## Begin Entries
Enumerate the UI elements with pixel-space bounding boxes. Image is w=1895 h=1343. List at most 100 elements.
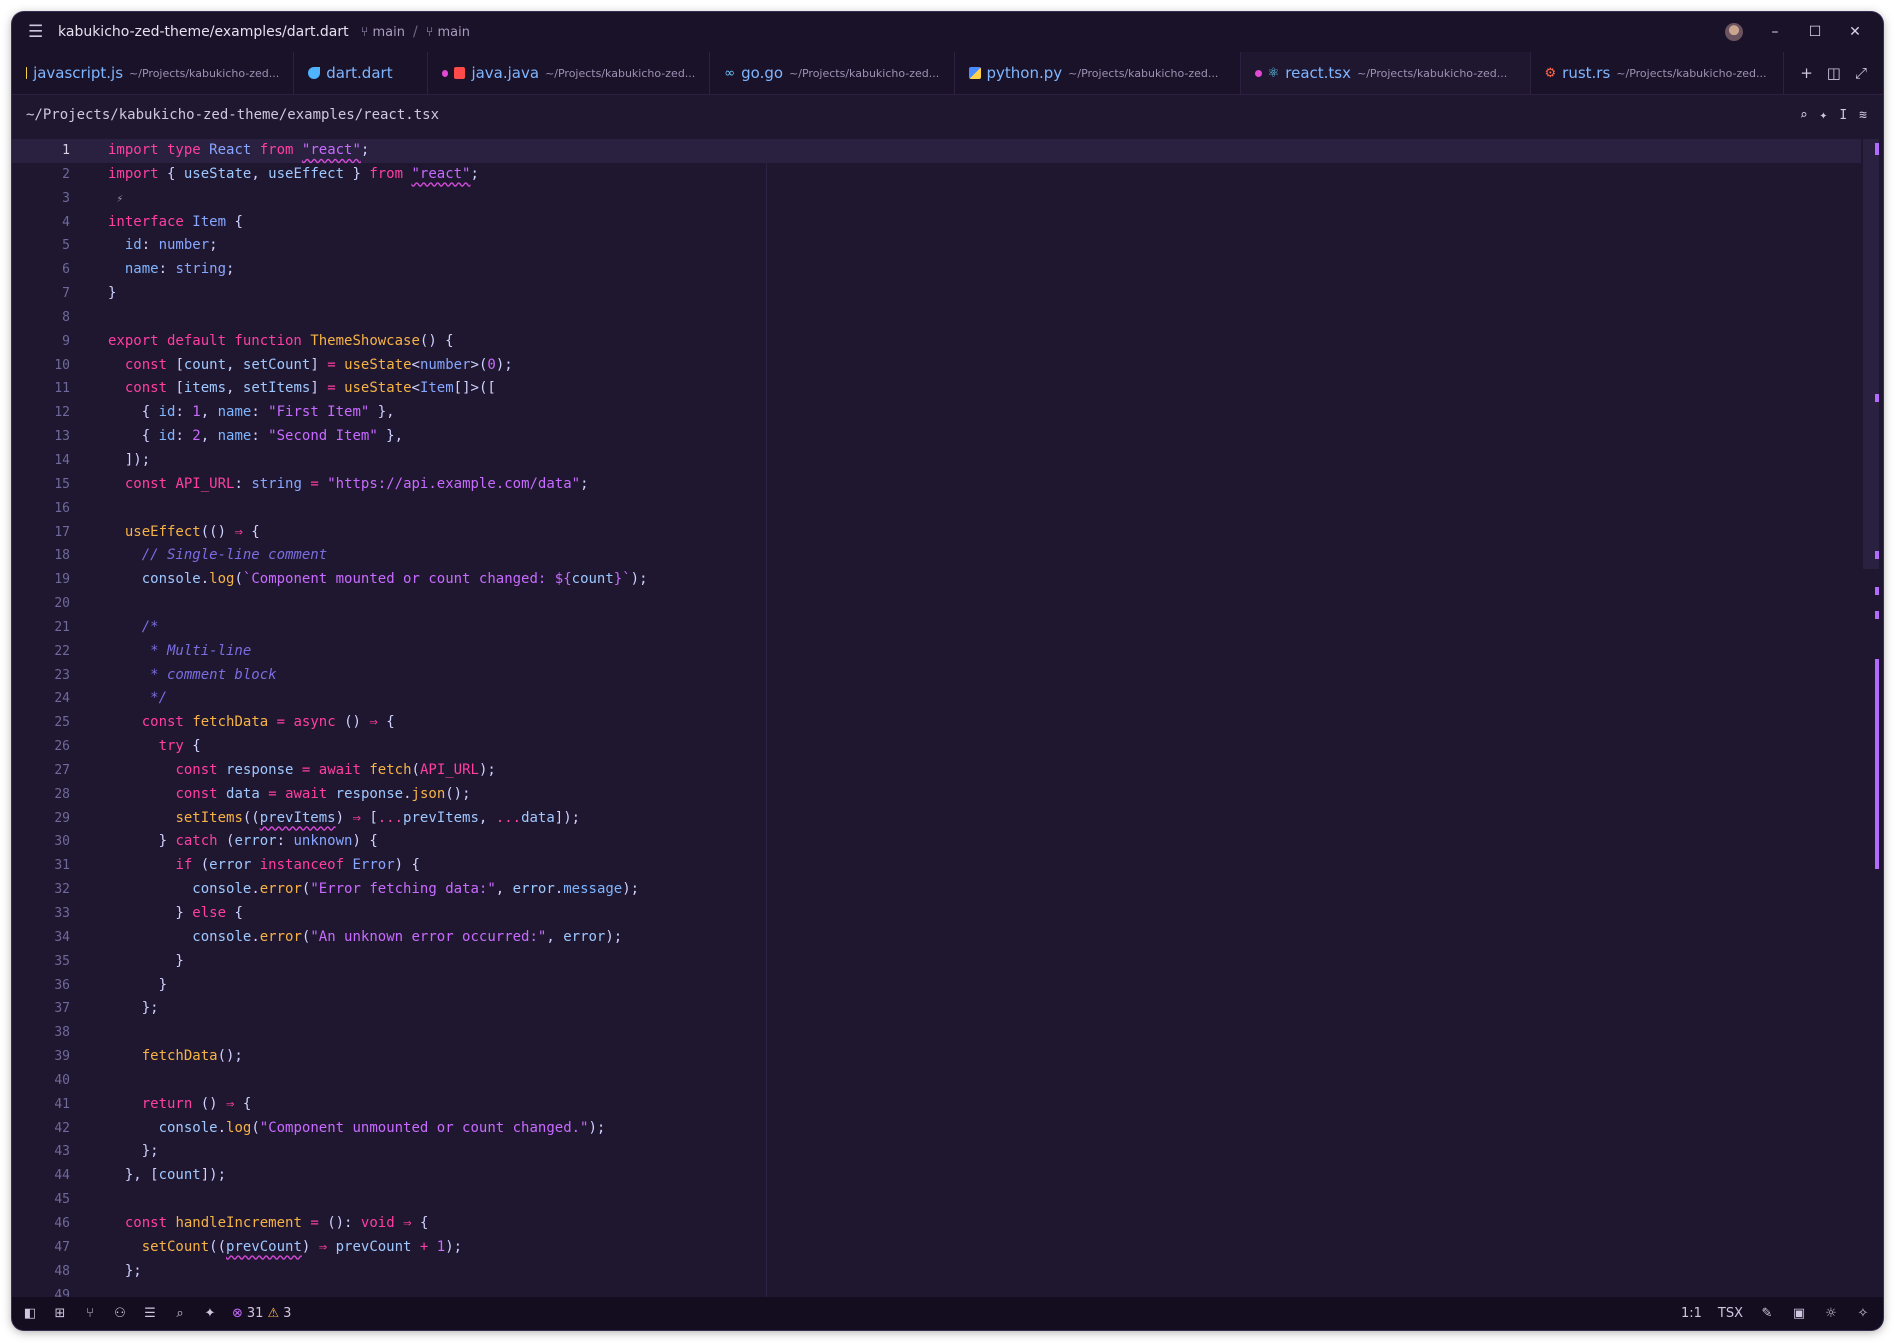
- code-line[interactable]: 45: [12, 1188, 1861, 1212]
- tab-java[interactable]: java.java ~/Projects/kabukicho-zed...: [428, 52, 711, 94]
- code-line[interactable]: 15 const API_URL: string = "https://api.…: [12, 473, 1861, 497]
- code-line[interactable]: 2 import { useState, useEffect } from "re…: [12, 163, 1861, 187]
- tab-path: ~/Projects/kabukicho-zed...: [129, 66, 280, 80]
- tab-rust[interactable]: ⚙ rust.rs ~/Projects/kabukicho-zed...: [1531, 52, 1785, 94]
- tab-dart[interactable]: dart.dart: [294, 52, 429, 94]
- cursor-icon[interactable]: I: [1839, 108, 1847, 123]
- code-line[interactable]: 29 setItems((prevItems) ⇒ [...prevItems,…: [12, 807, 1861, 831]
- code-action-icon[interactable]: ⚡: [116, 192, 123, 205]
- user-avatar[interactable]: [1725, 23, 1743, 41]
- outline-icon[interactable]: ☰: [142, 1306, 158, 1321]
- settings-icon[interactable]: ≋: [1859, 108, 1867, 123]
- new-tab-icon[interactable]: +: [1800, 64, 1813, 82]
- cursor-position[interactable]: 1:1: [1681, 1306, 1702, 1321]
- editor-scrollbar[interactable]: [1861, 139, 1883, 1297]
- branch-indicator[interactable]: ⑂ main: [361, 25, 405, 40]
- search-icon[interactable]: ⌕: [172, 1306, 188, 1321]
- tab-path: ~/Projects/kabukicho-zed...: [545, 66, 696, 80]
- status-left: ◧ ⊞ ⑂ ⚇ ☰ ⌕ ✦ ⊗ 31 ⚠ 3: [22, 1306, 292, 1321]
- code-line[interactable]: 26 try {: [12, 735, 1861, 759]
- code-line[interactable]: 16: [12, 497, 1861, 521]
- code-line[interactable]: 43 };: [12, 1140, 1861, 1164]
- code-line[interactable]: 25 const fetchData = async () ⇒ {: [12, 711, 1861, 735]
- code-line[interactable]: 11 const [items, setItems] = useState<It…: [12, 377, 1861, 401]
- code-line[interactable]: 4 interface Item {: [12, 211, 1861, 235]
- scrollbar-thumb[interactable]: [1863, 139, 1879, 569]
- minimize-icon[interactable]: –: [1767, 24, 1783, 40]
- tab-python[interactable]: python.py ~/Projects/kabukicho-zed...: [955, 52, 1241, 94]
- language-selector[interactable]: TSX: [1718, 1306, 1743, 1321]
- code-line[interactable]: 48 };: [12, 1260, 1861, 1284]
- python-file-icon: [968, 67, 981, 79]
- code-line[interactable]: 49: [12, 1284, 1861, 1298]
- code-line[interactable]: 1 import type React from "react";: [12, 139, 1861, 163]
- code-line[interactable]: 7}: [12, 282, 1861, 306]
- code-line[interactable]: 5 id: number;: [12, 234, 1861, 258]
- code-line[interactable]: 10 const [count, setCount] = useState<nu…: [12, 354, 1861, 378]
- code-line[interactable]: 12 { id: 1, name: "First Item" },: [12, 401, 1861, 425]
- sidebar-toggle-icon[interactable]: ◧: [22, 1306, 38, 1321]
- maximize-icon[interactable]: ☐: [1807, 24, 1823, 40]
- code-line[interactable]: 20: [12, 592, 1861, 616]
- assistant-panel-icon[interactable]: ✧: [1855, 1306, 1871, 1321]
- zoom-icon[interactable]: ⤢: [1855, 64, 1867, 82]
- code-line[interactable]: 9 export default function ThemeShowcase()…: [12, 330, 1861, 354]
- tab-path: ~/Projects/kabukicho-zed...: [1068, 66, 1219, 80]
- code-line[interactable]: 24 */: [12, 687, 1861, 711]
- terminal-icon[interactable]: ▣: [1791, 1306, 1807, 1321]
- code-line[interactable]: 47 setCount((prevCount) ⇒ prevCount + 1)…: [12, 1236, 1861, 1260]
- code-line[interactable]: 32 console.error("Error fetching data:",…: [12, 878, 1861, 902]
- code-line[interactable]: 44 }, [count]);: [12, 1164, 1861, 1188]
- code-line[interactable]: 3 ⚡: [12, 187, 1861, 211]
- assistant-icon[interactable]: ✦: [202, 1306, 218, 1321]
- search-icon[interactable]: ⌕: [1800, 108, 1808, 123]
- code-line[interactable]: 6 name: string;: [12, 258, 1861, 282]
- diagnostics-indicator[interactable]: ⊗ 31 ⚠ 3: [232, 1306, 291, 1321]
- inline-completion-icon[interactable]: ✎: [1759, 1306, 1775, 1321]
- code-line[interactable]: 14 ]);: [12, 449, 1861, 473]
- code-line[interactable]: 42 console.log("Component unmounted or c…: [12, 1117, 1861, 1141]
- split-pane-icon[interactable]: ◫: [1827, 64, 1841, 82]
- code-editor[interactable]: 1 import type React from "react"; 2 import…: [12, 139, 1861, 1297]
- project-title[interactable]: kabukicho-zed-theme/examples/dart.dart: [58, 24, 349, 40]
- code-line[interactable]: 19 console.log(`Component mounted or cou…: [12, 568, 1861, 592]
- code-line[interactable]: 30 } catch (error: unknown) {: [12, 830, 1861, 854]
- code-line[interactable]: 23 * comment block: [12, 664, 1861, 688]
- git-panel-icon[interactable]: ⑂: [82, 1306, 98, 1321]
- code-line[interactable]: 17 useEffect(() ⇒ {: [12, 521, 1861, 545]
- assistant-icon[interactable]: ✦: [1820, 108, 1828, 123]
- code-line[interactable]: 46 const handleIncrement = (): void ⇒ {: [12, 1212, 1861, 1236]
- code-line[interactable]: 34 console.error("An unknown error occur…: [12, 926, 1861, 950]
- collab-icon[interactable]: ⚇: [112, 1306, 128, 1321]
- tab-javascript[interactable]: javascript.js ~/Projects/kabukicho-zed..…: [12, 52, 295, 94]
- tab-go[interactable]: ∞ go.go ~/Projects/kabukicho-zed...: [710, 52, 955, 94]
- tab-path: ~/Projects/kabukicho-zed...: [1616, 66, 1767, 80]
- code-line[interactable]: 38: [12, 1021, 1861, 1045]
- code-line[interactable]: 13 { id: 2, name: "Second Item" },: [12, 425, 1861, 449]
- code-line[interactable]: 39 fetchData();: [12, 1045, 1861, 1069]
- code-line[interactable]: 31 if (error instanceof Error) {: [12, 854, 1861, 878]
- worktree-branch[interactable]: ⑂ main: [426, 25, 470, 40]
- hamburger-menu-icon[interactable]: ☰: [28, 22, 46, 42]
- code-line[interactable]: 18 // Single-line comment: [12, 544, 1861, 568]
- code-line[interactable]: 33 } else {: [12, 902, 1861, 926]
- scroll-marker: [1875, 611, 1879, 619]
- code-line[interactable]: 8: [12, 306, 1861, 330]
- close-icon[interactable]: ✕: [1847, 24, 1863, 40]
- project-panel-icon[interactable]: ⊞: [52, 1306, 68, 1321]
- tab-react[interactable]: ⚛ react.tsx ~/Projects/kabukicho-zed...: [1240, 52, 1531, 94]
- code-line[interactable]: 37 };: [12, 997, 1861, 1021]
- code-line[interactable]: 28 const data = await response.json();: [12, 783, 1861, 807]
- file-path[interactable]: ~/Projects/kabukicho-zed-theme/examples/…: [26, 107, 439, 123]
- debug-icon[interactable]: ☼: [1823, 1306, 1839, 1321]
- code-line[interactable]: 41 return () ⇒ {: [12, 1093, 1861, 1117]
- go-file-icon: ∞: [724, 65, 736, 81]
- tab-label: python.py: [986, 64, 1063, 82]
- code-line[interactable]: 21 /*: [12, 616, 1861, 640]
- code-line[interactable]: 35 }: [12, 950, 1861, 974]
- code-line[interactable]: 40: [12, 1069, 1861, 1093]
- code-line[interactable]: 27 const response = await fetch(API_URL)…: [12, 759, 1861, 783]
- code-line[interactable]: 22 * Multi-line: [12, 640, 1861, 664]
- status-right: 1:1 TSX ✎ ▣ ☼ ✧: [1681, 1306, 1871, 1321]
- code-line[interactable]: 36 }: [12, 974, 1861, 998]
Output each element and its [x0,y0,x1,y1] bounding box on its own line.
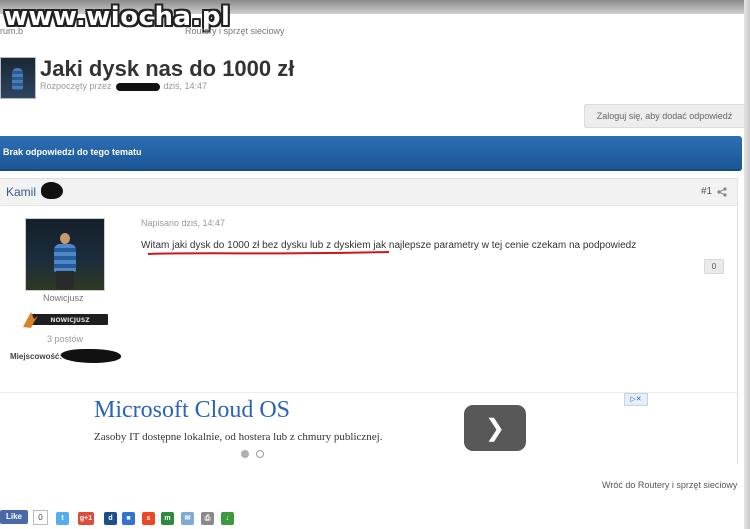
## End Entries
Work to do:
Please update the stretch of lines from the line containing "- code-line[interactable]: 45: [12, 1188, 1861, 1212]" through the line containing "- status-left: ◧" by putting "tab-subtitle" in place of "tab-path". Return only those lines, with everything else left unchanged.

Answer below:
- code-line[interactable]: 45: [12, 1188, 1861, 1212]
- tab-java[interactable]: java.java ~/Projects/kabukicho-zed...: [428, 52, 711, 94]
- code-line[interactable]: 15 const API_URL: string = "https://api.…: [12, 473, 1861, 497]
- code-line[interactable]: 2 import { useState, useEffect } from "re…: [12, 163, 1861, 187]
- tab-subtitle: ~/Projects/kabukicho-zed...: [129, 66, 280, 80]
- tab-rust[interactable]: ⚙ rust.rs ~/Projects/kabukicho-zed...: [1531, 52, 1785, 94]
- tab-dart[interactable]: dart.dart: [294, 52, 429, 94]
- cursor-icon[interactable]: I: [1839, 108, 1847, 123]
- code-line[interactable]: 29 setItems((prevItems) ⇒ [...prevItems,…: [12, 807, 1861, 831]
- code-action-icon[interactable]: ⚡: [116, 192, 123, 205]
- user-avatar[interactable]: [1725, 23, 1743, 41]
- outline-icon[interactable]: ☰: [142, 1306, 158, 1321]
- settings-icon[interactable]: ≋: [1859, 108, 1867, 123]
- new-tab-icon[interactable]: +: [1800, 64, 1813, 82]
- cursor-position[interactable]: 1:1: [1681, 1306, 1702, 1321]
- editor-scrollbar[interactable]: [1861, 139, 1883, 1297]
- branch-indicator[interactable]: ⑂ main: [361, 25, 405, 40]
- search-icon[interactable]: ⌕: [172, 1306, 188, 1321]
- tab-subtitle: ~/Projects/kabukicho-zed...: [545, 66, 696, 80]
- status-left: ◧ ⊞ ⑂ ⚇ ☰ ⌕ ✦ ⊗ 31 ⚠ 3: [22, 1306, 292, 1321]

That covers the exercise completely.